Task to complete —
Answer with one number: how many lines have "Cortex".

Extracted information —
──────
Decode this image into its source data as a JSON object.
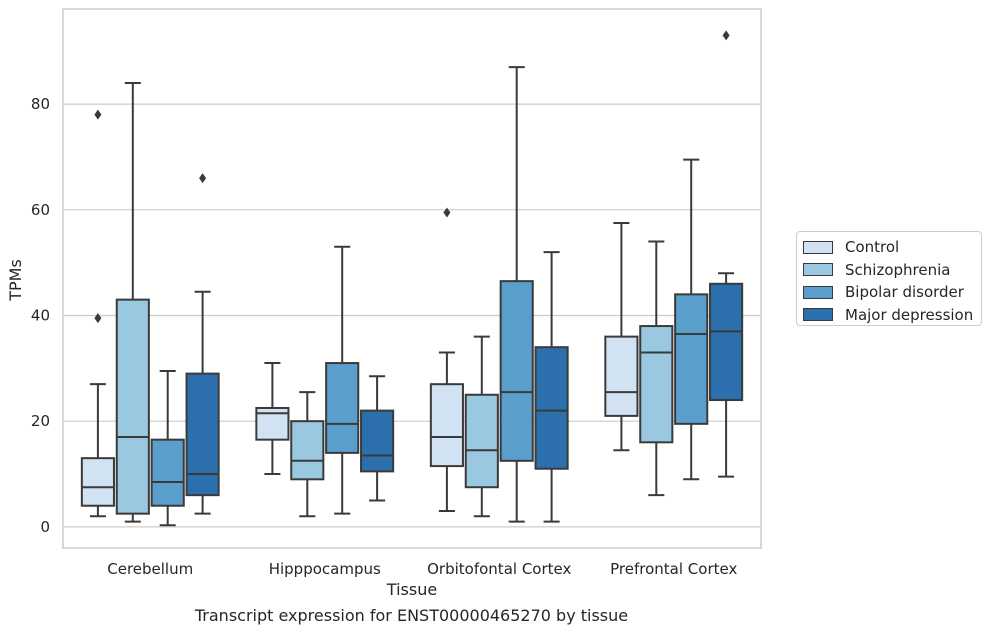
{
  "caption": "Transcript expression for ENST00000465270 by tissue",
  "colors": [
    "#d1e2f2",
    "#9ac8e0",
    "#5a9fcb",
    "#2c6fad"
  ],
  "chart_data": {
    "type": "box",
    "xlabel": "Tissue",
    "ylabel": "TPMs",
    "ylim": [
      -4,
      98
    ],
    "yticks": [
      0,
      20,
      40,
      60,
      80
    ],
    "grid": true,
    "legend_position": "right",
    "categories": [
      "Cerebellum",
      "Hipppocampus",
      "Orbitofontal Cortex",
      "Prefrontal Cortex"
    ],
    "series": [
      {
        "name": "Control",
        "boxes": [
          {
            "whislo": 2,
            "q1": 4,
            "med": 7.5,
            "q3": 13,
            "whishi": 27,
            "fliers": [
              39.5,
              78
            ]
          },
          {
            "whislo": 10,
            "q1": 16.5,
            "med": 21.5,
            "q3": 22.5,
            "whishi": 31,
            "fliers": []
          },
          {
            "whislo": 3,
            "q1": 11.5,
            "med": 17,
            "q3": 27,
            "whishi": 33,
            "fliers": [
              59.5
            ]
          },
          {
            "whislo": 14.5,
            "q1": 21,
            "med": 25.5,
            "q3": 36,
            "whishi": 57.5,
            "fliers": []
          }
        ]
      },
      {
        "name": "Schizophrenia",
        "boxes": [
          {
            "whislo": 1,
            "q1": 2.5,
            "med": 17,
            "q3": 43,
            "whishi": 84,
            "fliers": []
          },
          {
            "whislo": 2,
            "q1": 9,
            "med": 12.5,
            "q3": 20,
            "whishi": 25.5,
            "fliers": []
          },
          {
            "whislo": 2,
            "q1": 7.5,
            "med": 14.5,
            "q3": 25,
            "whishi": 36,
            "fliers": []
          },
          {
            "whislo": 6,
            "q1": 16,
            "med": 33,
            "q3": 38,
            "whishi": 54,
            "fliers": []
          }
        ]
      },
      {
        "name": "Bipolar disorder",
        "boxes": [
          {
            "whislo": 0.3,
            "q1": 4,
            "med": 8.5,
            "q3": 16.5,
            "whishi": 29.5,
            "fliers": []
          },
          {
            "whislo": 2.5,
            "q1": 14,
            "med": 19.5,
            "q3": 31,
            "whishi": 53,
            "fliers": []
          },
          {
            "whislo": 1,
            "q1": 12.5,
            "med": 25.5,
            "q3": 46.5,
            "whishi": 87,
            "fliers": []
          },
          {
            "whislo": 9,
            "q1": 19.5,
            "med": 36.5,
            "q3": 44,
            "whishi": 69.5,
            "fliers": []
          }
        ]
      },
      {
        "name": "Major depression",
        "boxes": [
          {
            "whislo": 2.5,
            "q1": 6,
            "med": 10,
            "q3": 29,
            "whishi": 44.5,
            "fliers": [
              66
            ]
          },
          {
            "whislo": 5,
            "q1": 10.5,
            "med": 13.5,
            "q3": 22,
            "whishi": 28.5,
            "fliers": []
          },
          {
            "whislo": 1,
            "q1": 11,
            "med": 22,
            "q3": 34,
            "whishi": 52,
            "fliers": []
          },
          {
            "whislo": 9.5,
            "q1": 24,
            "med": 37,
            "q3": 46,
            "whishi": 48,
            "fliers": [
              93
            ]
          }
        ]
      }
    ]
  }
}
──────
Response to the task —
2